== Record excerpts ==
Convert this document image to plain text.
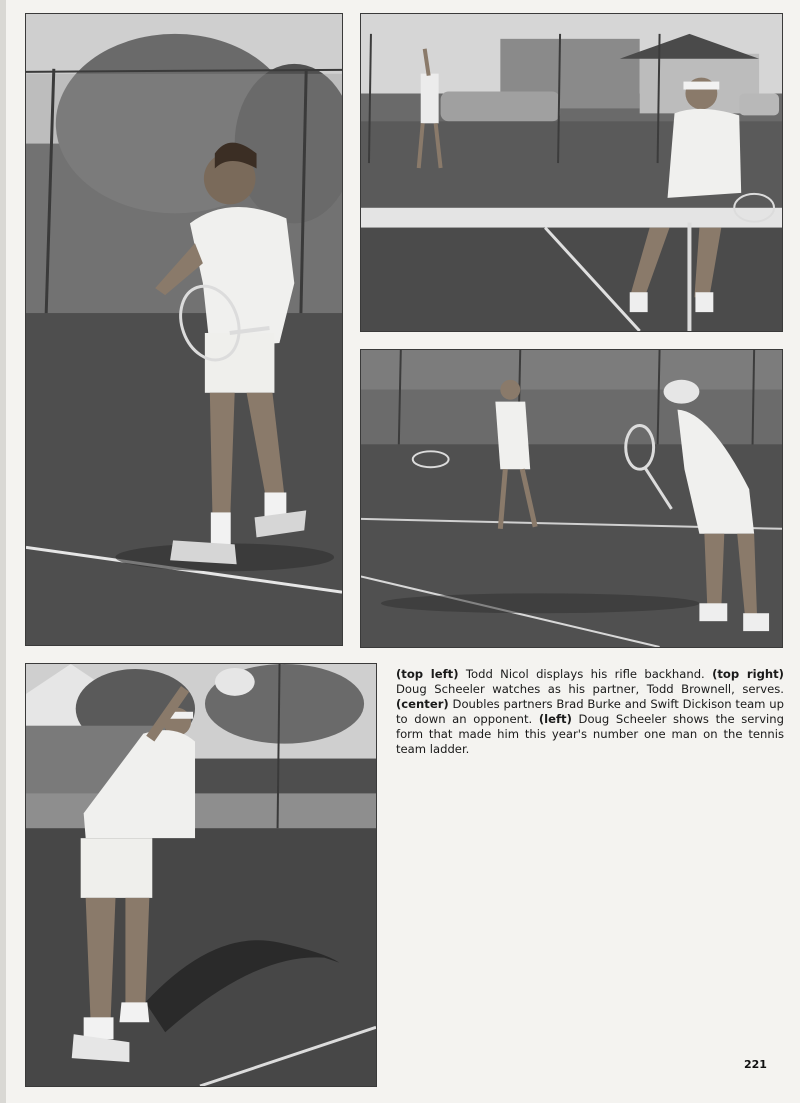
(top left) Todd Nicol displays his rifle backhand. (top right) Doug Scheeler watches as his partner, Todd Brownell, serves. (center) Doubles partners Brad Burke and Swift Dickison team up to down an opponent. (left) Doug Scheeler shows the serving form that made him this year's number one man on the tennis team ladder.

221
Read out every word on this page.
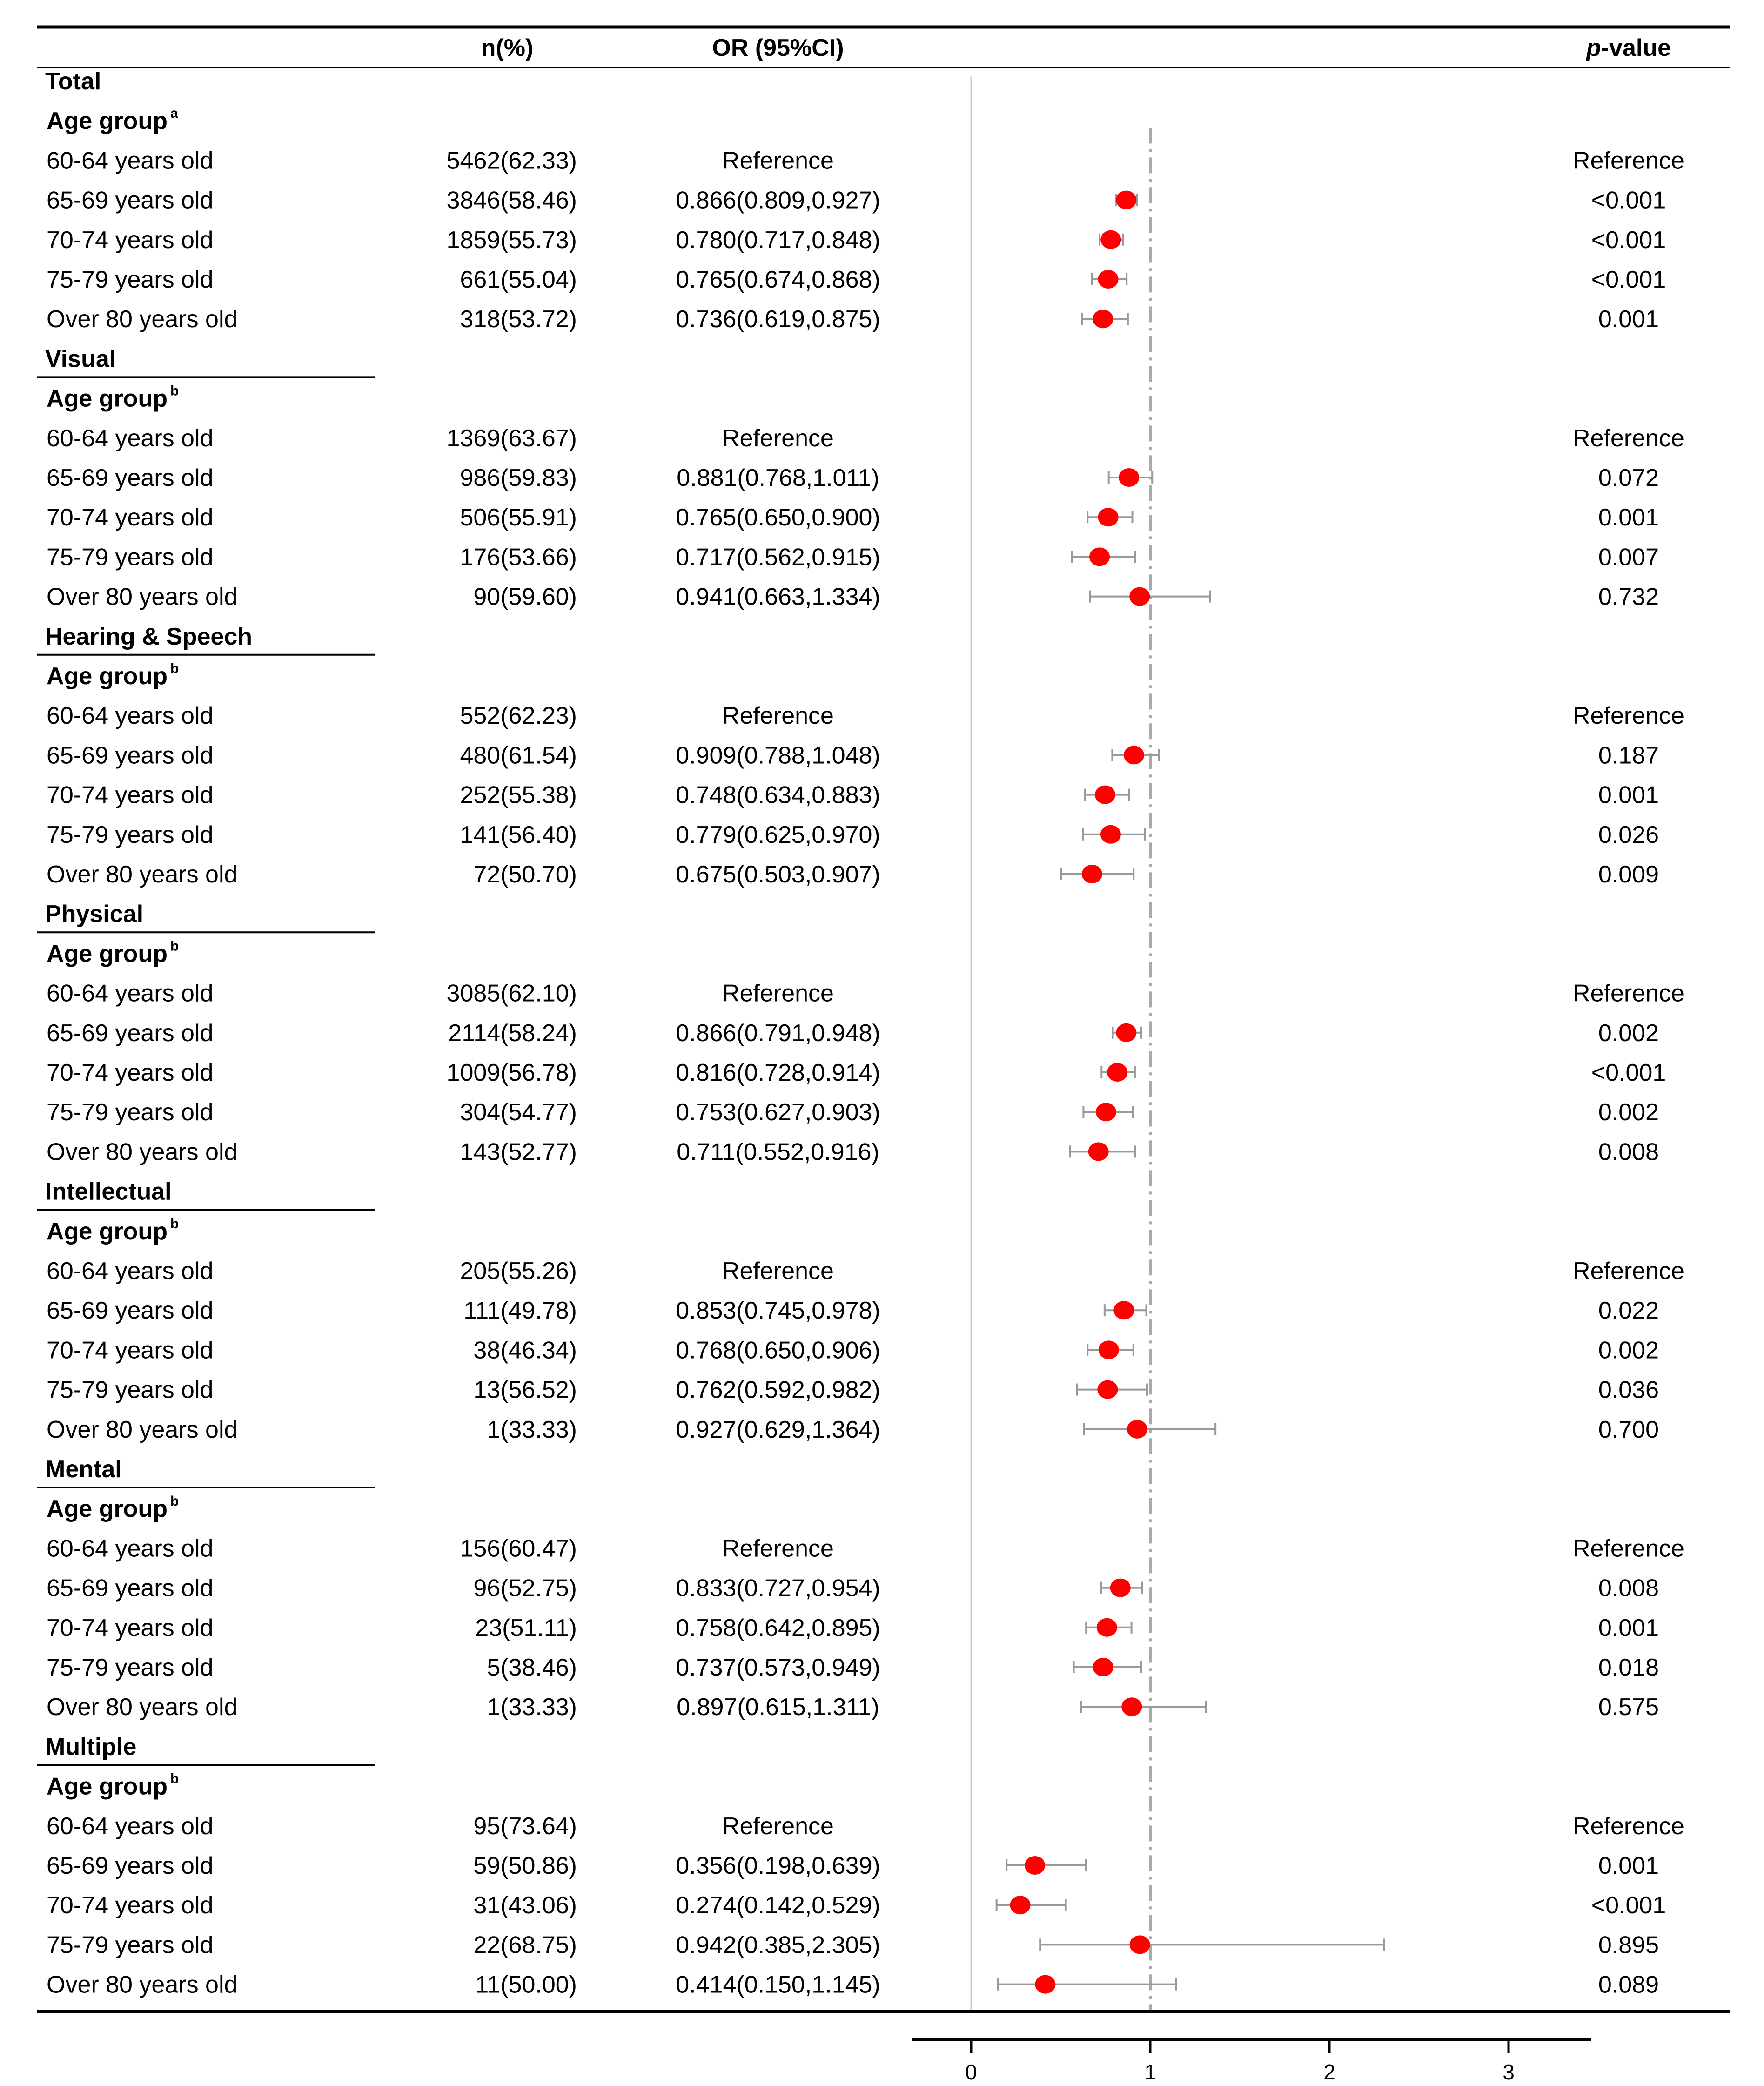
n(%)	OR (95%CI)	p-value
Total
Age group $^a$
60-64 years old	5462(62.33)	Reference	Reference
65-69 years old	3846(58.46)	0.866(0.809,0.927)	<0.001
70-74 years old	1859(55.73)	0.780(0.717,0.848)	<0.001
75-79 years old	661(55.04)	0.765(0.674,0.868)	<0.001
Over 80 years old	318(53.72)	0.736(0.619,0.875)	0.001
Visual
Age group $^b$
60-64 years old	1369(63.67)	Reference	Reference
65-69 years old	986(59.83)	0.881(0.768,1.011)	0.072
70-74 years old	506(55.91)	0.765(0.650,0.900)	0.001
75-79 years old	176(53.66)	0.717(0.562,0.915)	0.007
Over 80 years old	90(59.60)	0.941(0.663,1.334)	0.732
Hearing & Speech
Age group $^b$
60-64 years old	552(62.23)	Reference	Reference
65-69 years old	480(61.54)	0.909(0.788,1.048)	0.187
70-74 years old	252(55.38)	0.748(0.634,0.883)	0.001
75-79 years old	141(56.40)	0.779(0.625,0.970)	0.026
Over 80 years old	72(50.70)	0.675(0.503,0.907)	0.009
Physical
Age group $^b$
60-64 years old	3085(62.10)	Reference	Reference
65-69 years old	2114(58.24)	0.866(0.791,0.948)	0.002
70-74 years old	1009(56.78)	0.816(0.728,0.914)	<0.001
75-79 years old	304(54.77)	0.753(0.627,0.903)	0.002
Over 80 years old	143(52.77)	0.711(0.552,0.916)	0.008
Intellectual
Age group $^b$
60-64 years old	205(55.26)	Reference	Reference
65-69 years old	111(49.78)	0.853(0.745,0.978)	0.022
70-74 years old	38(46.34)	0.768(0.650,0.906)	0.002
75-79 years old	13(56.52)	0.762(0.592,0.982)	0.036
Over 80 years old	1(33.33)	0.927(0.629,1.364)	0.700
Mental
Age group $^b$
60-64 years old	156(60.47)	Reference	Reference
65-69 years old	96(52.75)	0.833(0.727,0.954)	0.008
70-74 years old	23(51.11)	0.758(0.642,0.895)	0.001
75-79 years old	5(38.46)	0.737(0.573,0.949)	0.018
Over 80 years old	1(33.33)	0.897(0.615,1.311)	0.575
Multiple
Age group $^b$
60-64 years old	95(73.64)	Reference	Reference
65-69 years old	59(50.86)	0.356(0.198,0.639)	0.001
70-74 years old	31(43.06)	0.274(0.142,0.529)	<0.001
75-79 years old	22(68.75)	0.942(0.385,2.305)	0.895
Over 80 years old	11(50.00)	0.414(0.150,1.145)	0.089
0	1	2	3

==

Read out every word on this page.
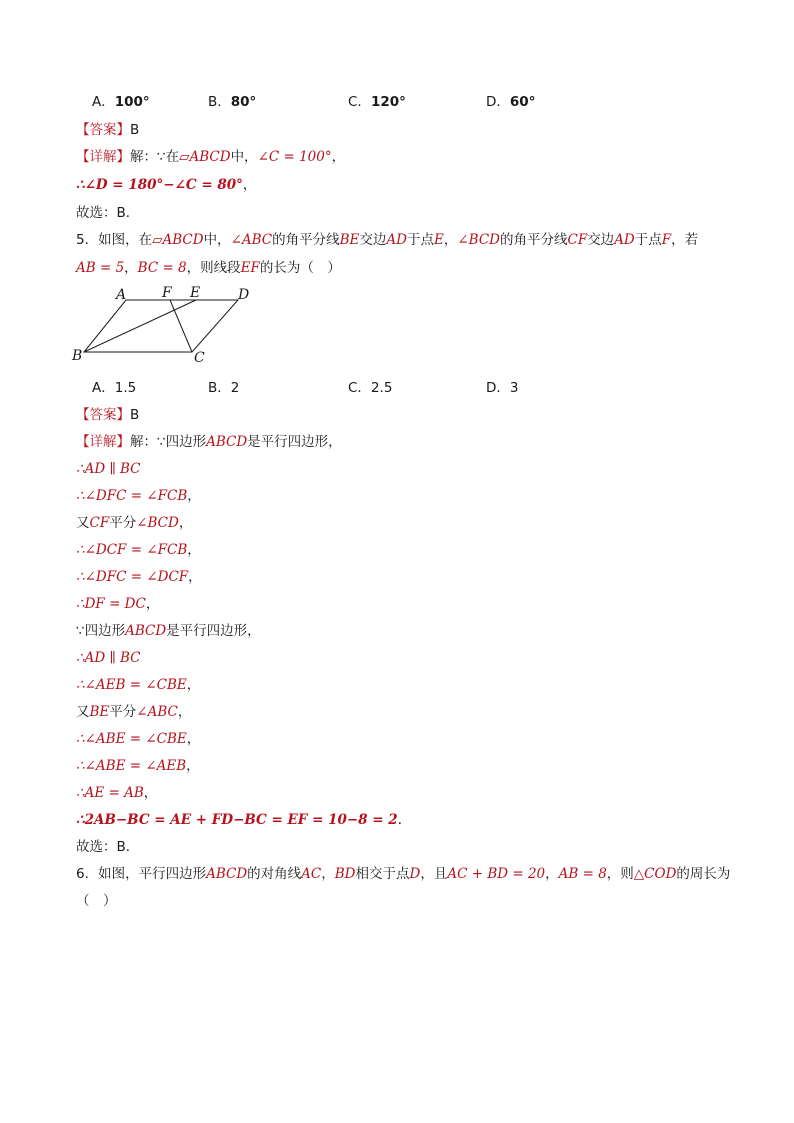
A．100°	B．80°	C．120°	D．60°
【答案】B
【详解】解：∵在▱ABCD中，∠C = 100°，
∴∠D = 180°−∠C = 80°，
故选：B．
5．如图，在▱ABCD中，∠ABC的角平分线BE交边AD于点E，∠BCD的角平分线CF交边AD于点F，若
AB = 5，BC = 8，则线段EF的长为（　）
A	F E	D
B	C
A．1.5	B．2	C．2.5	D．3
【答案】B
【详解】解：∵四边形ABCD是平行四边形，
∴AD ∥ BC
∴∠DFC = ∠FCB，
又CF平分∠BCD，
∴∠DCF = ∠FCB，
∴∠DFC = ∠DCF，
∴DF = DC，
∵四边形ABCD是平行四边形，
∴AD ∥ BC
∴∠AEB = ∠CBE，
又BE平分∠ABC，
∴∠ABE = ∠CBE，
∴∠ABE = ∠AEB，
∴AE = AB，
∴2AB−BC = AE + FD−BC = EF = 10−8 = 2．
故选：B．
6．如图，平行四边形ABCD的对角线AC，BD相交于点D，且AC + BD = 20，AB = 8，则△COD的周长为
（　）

== What to produce ==
Copy every line in the records above that contains the word "Reference".

== Complete response ==
60-64 years old	5462(62.33)	Reference	Reference
60-64 years old	1369(63.67)	Reference	Reference
60-64 years old	552(62.23)	Reference	Reference
60-64 years old	3085(62.10)	Reference	Reference
60-64 years old	205(55.26)	Reference	Reference
60-64 years old	156(60.47)	Reference	Reference
60-64 years old	95(73.64)	Reference	Reference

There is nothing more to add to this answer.